▶ _What to do_:
Set down the whole listing verbatim.

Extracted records

·····

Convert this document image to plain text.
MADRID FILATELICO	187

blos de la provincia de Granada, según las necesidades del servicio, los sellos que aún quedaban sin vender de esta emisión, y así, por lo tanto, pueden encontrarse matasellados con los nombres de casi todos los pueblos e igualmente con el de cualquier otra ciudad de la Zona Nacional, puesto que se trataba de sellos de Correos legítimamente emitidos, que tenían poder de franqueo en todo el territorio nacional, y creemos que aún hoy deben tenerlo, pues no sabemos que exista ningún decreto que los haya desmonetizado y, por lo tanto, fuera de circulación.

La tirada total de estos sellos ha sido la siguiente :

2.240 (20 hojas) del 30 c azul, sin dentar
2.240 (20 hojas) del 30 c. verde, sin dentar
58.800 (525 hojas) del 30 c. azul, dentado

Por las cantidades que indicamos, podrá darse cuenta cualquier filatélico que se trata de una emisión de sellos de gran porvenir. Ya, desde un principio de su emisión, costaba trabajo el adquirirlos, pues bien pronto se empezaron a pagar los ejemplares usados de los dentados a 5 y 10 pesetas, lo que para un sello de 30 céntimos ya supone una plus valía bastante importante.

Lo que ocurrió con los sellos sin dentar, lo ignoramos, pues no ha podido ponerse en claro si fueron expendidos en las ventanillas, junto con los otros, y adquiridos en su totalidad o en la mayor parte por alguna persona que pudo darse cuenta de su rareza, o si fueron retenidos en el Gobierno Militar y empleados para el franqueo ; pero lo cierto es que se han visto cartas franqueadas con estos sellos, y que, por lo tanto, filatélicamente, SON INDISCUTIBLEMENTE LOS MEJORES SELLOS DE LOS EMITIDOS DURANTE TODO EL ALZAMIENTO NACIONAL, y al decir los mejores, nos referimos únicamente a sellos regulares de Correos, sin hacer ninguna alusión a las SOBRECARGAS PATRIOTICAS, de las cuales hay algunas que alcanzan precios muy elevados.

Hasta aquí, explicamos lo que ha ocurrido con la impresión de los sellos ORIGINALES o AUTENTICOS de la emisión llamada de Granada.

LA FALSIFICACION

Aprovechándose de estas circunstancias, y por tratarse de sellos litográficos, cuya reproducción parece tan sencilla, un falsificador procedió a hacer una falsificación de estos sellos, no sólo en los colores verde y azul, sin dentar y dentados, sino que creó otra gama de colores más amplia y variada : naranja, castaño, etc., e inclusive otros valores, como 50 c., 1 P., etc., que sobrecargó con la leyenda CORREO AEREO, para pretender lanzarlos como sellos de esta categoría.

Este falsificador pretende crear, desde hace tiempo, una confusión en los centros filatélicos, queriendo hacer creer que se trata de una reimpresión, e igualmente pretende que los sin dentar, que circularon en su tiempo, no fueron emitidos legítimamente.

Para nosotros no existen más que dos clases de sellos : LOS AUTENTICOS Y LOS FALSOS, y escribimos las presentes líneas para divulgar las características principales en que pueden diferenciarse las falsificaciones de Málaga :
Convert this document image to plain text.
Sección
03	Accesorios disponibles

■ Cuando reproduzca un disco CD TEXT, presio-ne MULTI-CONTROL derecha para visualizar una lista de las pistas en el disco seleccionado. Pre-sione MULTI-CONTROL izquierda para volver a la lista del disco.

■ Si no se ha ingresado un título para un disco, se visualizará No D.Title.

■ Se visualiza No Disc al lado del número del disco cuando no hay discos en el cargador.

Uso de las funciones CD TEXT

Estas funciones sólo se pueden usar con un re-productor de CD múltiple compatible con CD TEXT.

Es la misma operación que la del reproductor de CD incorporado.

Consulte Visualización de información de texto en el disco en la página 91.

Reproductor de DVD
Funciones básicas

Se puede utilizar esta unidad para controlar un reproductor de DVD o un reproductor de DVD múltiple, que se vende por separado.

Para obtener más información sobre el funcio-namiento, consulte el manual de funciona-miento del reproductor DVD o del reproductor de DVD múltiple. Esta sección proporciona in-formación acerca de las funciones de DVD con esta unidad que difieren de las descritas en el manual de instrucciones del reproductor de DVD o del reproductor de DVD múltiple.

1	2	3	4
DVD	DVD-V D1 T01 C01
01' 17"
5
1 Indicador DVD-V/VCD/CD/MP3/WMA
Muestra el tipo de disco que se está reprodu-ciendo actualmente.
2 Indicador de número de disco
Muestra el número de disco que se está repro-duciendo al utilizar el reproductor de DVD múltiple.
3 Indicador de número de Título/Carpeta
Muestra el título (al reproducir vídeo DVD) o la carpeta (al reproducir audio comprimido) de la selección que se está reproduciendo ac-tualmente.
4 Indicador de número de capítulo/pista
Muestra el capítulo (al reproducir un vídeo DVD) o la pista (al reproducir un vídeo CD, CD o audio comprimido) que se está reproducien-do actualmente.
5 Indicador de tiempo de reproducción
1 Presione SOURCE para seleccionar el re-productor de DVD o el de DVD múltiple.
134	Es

·····

▶ _Result of this task_:
Convert this document image to plain text.
MADRID FILATELICO	187

blos de la provincia de Granada, según las necesidades del servicio, los sellos que aún quedaban sin vender de esta emisión, y así, por lo tanto, pueden encontrarse matasellados con los nombres de casi todos los pueblos e igualmente con el de cualquier otra ciudad de la Zona Nacional, puesto que se trataba de sellos de Correos legítimamente emitidos, que tenían poder de franqueo en todo el territorio nacional, y creemos que aún hoy deben tenerlo, pues no sabemos que exista ningún decreto que los haya desmonetizado y, por lo tanto, fuera de circulación.

La tirada total de estos sellos ha sido la siguiente :

2.240 (20 hojas) del 30 c azul, sin dentar
2.240 (20 hojas) del 30 c. verde, sin dentar
58.800 (525 hojas) del 30 c. azul, dentado

Por las cantidades que indicamos, podrá darse cuenta cualquier filatélico que se trata de una emisión de sellos de gran porvenir. Ya, desde un principio de su emisión, costaba trabajo el adquirirlos, pues bien pronto se empezaron a pagar los ejemplares usados de los dentados a 5 y 10 pesetas, lo que para un sello de 30 céntimos ya supone una plus valía bastante importante.

Lo que ocurrió con los sellos sin dentar, lo ignoramos, pues no ha podido ponerse en claro si fueron expendidos en las ventanillas, junto con los otros, y adquiridos en su totalidad o en la mayor parte por alguna persona que pudo darse cuenta de su rareza, o si fueron retenidos en el Gobierno Militar y empleados para el franqueo ; pero lo cierto es que se han visto cartas franqueadas con estos sellos, y que, por lo tanto, filatélicamente, SON INDISCUTIBLEMENTE LOS MEJORES SELLOS DE LOS EMITIDOS DURANTE TODO EL ALZAMIENTO NACIONAL, y al decir los mejores, nos referimos únicamente a sellos regulares de Correos, sin hacer ninguna alusión a las SOBRECARGAS PATRIOTICAS, de las cuales hay algunas que alcanzan precios muy elevados.

Hasta aquí, explicamos lo que ha ocurrido con la impresión de los sellos ORIGINALES o AUTENTICOS de la emisión llamada de Granada.

LA FALSIFICACION

Aprovechándose de estas circunstancias, y por tratarse de sellos litográficos, cuya reproducción parece tan sencilla, un falsificador procedió a hacer una falsificación de estos sellos, no sólo en los colores verde y azul, sin dentar y dentados, sino que creó otra gama de colores más amplia y variada : naranja, castaño, etc., e inclusive otros valores, como 50 c., 1 P., etc., que sobrecargó con la leyenda CORREO AEREO, para pretender lanzarlos como sellos de esta categoría.

Este falsificador pretende crear, desde hace tiempo, una confusión en los centros filatélicos, queriendo hacer creer que se trata de una reimpresión, e igualmente pretende que los sin dentar, que circularon en su tiempo, no fueron emitidos legítimamente.

Para nosotros no existen más que dos clases de sellos : LOS AUTENTICOS Y LOS FALSOS, y escribimos las presentes líneas para divulgar las características principales en que pueden diferenciarse las falsificaciones de Málaga :
Convert this document image to plain text.
Sección
03	Accesorios disponibles

■ Cuando reproduzca un disco CD TEXT, presio-ne MULTI-CONTROL derecha para visualizar una lista de las pistas en el disco seleccionado. Pre-sione MULTI-CONTROL izquierda para volver a la lista del disco.

■ Si no se ha ingresado un título para un disco, se visualizará No D.Title.

■ Se visualiza No Disc al lado del número del disco cuando no hay discos en el cargador.

Uso de las funciones CD TEXT

Estas funciones sólo se pueden usar con un re-productor de CD múltiple compatible con CD TEXT.

Es la misma operación que la del reproductor de CD incorporado.

Consulte Visualización de información de texto en el disco en la página 91.

Reproductor de DVD
Funciones básicas

Se puede utilizar esta unidad para controlar un reproductor de DVD o un reproductor de DVD múltiple, que se vende por separado.

Para obtener más información sobre el funcio-namiento, consulte el manual de funciona-miento del reproductor DVD o del reproductor de DVD múltiple. Esta sección proporciona in-formación acerca de las funciones de DVD con esta unidad que difieren de las descritas en el manual de instrucciones del reproductor de DVD o del reproductor de DVD múltiple.

1	2	3	4
DVD	DVD-V D1 T01 C01
01' 17"
5
1 Indicador DVD-V/VCD/CD/MP3/WMA
Muestra el tipo de disco que se está reprodu-ciendo actualmente.
2 Indicador de número de disco
Muestra el número de disco que se está repro-duciendo al utilizar el reproductor de DVD múltiple.
3 Indicador de número de Título/Carpeta
Muestra el título (al reproducir vídeo DVD) o la carpeta (al reproducir audio comprimido) de la selección que se está reproduciendo ac-tualmente.
4 Indicador de número de capítulo/pista
Muestra el capítulo (al reproducir un vídeo DVD) o la pista (al reproducir un vídeo CD, CD o audio comprimido) que se está reproducien-do actualmente.
5 Indicador de tiempo de reproducción
1 Presione SOURCE para seleccionar el re-productor de DVD o el de DVD múltiple.
134	Es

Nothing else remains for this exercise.